"""

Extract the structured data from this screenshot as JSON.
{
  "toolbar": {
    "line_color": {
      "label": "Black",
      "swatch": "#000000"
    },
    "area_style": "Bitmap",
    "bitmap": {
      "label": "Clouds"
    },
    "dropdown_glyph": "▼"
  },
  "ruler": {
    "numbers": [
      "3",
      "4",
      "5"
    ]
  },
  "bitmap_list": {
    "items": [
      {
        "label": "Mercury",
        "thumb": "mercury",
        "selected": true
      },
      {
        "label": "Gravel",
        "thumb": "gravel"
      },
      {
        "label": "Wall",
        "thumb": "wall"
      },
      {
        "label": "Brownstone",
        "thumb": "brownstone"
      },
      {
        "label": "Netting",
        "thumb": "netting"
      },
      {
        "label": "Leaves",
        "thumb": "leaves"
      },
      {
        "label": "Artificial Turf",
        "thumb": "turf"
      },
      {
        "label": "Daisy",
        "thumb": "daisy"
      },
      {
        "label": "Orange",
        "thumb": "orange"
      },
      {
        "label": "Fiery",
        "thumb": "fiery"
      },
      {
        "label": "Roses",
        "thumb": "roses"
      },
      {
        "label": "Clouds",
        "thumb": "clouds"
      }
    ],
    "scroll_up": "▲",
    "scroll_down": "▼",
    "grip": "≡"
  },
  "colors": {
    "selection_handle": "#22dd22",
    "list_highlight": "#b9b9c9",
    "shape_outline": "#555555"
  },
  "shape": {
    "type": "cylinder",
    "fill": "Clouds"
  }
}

"""

STATED GOAL:
Reproduce the complete set of lines precisely as supplied.

FINAL RESULT:
Extract the structured data from this screenshot as JSON.
{
  "toolbar": {
    "line_color": {
      "label": "Black",
      "swatch": "#000000"
    },
    "area_style": "Bitmap",
    "bitmap": {
      "label": "Clouds"
    },
    "dropdown_glyph": "▼"
  },
  "ruler": {
    "numbers": [
      "3",
      "4",
      "5"
    ]
  },
  "bitmap_list": {
    "items": [
      {
        "label": "Mercury",
        "thumb": "mercury",
        "selected": true
      },
      {
        "label": "Gravel",
        "thumb": "gravel"
      },
      {
        "label": "Wall",
        "thumb": "wall"
      },
      {
        "label": "Brownstone",
        "thumb": "brownstone"
      },
      {
        "label": "Netting",
        "thumb": "netting"
      },
      {
        "label": "Leaves",
        "thumb": "leaves"
      },
      {
        "label": "Artificial Turf",
        "thumb": "turf"
      },
      {
        "label": "Daisy",
        "thumb": "daisy"
      },
      {
        "label": "Orange",
        "thumb": "orange"
      },
      {
        "label": "Fiery",
        "thumb": "fiery"
      },
      {
        "label": "Roses",
        "thumb": "roses"
      },
      {
        "label": "Clouds",
        "thumb": "clouds"
      }
    ],
    "scroll_up": "▲",
    "scroll_down": "▼",
    "grip": "≡"
  },
  "colors": {
    "selection_handle": "#22dd22",
    "list_highlight": "#b9b9c9",
    "shape_outline": "#555555"
  },
  "shape": {
    "type": "cylinder",
    "fill": "Clouds"
  }
}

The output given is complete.